What you need to do:
Compile every line that includes the word "величины".

Data for processing:
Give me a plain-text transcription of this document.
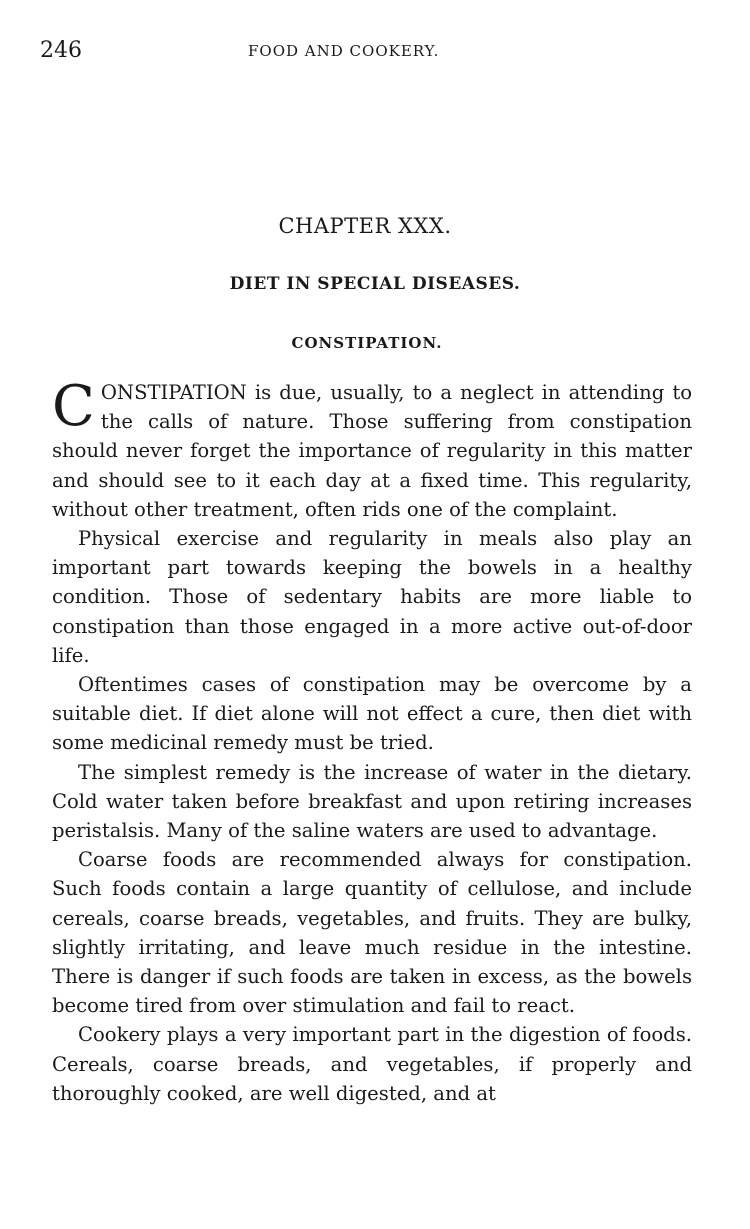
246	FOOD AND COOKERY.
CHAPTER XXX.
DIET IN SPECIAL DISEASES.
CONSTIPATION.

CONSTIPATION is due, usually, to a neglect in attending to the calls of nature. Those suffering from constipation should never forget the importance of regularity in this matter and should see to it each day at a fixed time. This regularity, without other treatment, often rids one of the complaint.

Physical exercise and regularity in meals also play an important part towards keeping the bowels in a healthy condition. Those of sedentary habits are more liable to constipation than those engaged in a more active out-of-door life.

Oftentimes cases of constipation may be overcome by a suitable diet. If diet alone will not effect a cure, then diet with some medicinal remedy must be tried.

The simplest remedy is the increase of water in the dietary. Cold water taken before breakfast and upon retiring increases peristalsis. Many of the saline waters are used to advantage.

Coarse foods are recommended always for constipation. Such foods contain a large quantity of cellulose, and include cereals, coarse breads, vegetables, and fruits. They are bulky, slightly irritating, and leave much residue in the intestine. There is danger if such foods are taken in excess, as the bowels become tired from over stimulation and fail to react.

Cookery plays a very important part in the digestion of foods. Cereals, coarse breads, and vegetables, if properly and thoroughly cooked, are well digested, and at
* * *
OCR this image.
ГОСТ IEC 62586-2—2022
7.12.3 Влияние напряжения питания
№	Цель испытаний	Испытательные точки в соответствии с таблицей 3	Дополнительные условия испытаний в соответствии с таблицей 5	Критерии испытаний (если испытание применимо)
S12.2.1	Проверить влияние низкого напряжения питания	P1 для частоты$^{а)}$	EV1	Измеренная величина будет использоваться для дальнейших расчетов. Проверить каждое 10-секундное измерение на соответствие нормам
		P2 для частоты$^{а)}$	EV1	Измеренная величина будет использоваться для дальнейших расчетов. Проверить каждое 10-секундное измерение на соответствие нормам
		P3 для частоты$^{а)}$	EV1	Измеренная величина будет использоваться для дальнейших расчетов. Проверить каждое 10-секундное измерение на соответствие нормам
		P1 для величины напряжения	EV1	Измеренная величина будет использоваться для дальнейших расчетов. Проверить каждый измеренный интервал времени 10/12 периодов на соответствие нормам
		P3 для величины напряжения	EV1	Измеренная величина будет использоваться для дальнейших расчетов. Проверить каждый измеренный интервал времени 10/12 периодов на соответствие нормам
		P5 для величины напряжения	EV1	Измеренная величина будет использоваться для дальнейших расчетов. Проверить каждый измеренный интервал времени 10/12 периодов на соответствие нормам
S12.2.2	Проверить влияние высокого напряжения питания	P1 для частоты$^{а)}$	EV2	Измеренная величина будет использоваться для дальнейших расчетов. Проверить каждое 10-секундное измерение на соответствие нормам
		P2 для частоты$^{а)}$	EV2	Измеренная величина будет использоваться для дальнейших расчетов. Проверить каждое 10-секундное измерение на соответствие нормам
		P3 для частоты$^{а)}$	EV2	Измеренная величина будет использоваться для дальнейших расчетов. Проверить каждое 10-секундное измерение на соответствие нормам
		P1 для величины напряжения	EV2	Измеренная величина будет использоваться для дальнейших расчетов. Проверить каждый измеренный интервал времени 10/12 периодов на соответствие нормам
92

Worked solution:
		P1 для величины напряжения	EV1	Измеренная величина будет использоваться для дальнейших расчетов. Проверить каждый измеренный интервал времени 10/12 периодов на соответствие нормам
		P3 для величины напряжения	EV1	Измеренная величина будет использоваться для дальнейших расчетов. Проверить каждый измеренный интервал времени 10/12 периодов на соответствие нормам
		P5 для величины напряжения	EV1	Измеренная величина будет использоваться для дальнейших расчетов. Проверить каждый измеренный интервал времени 10/12 периодов на соответствие нормам
		P1 для величины напряжения	EV2	Измеренная величина будет использоваться для дальнейших расчетов. Проверить каждый измеренный интервал времени 10/12 периодов на соответствие нормам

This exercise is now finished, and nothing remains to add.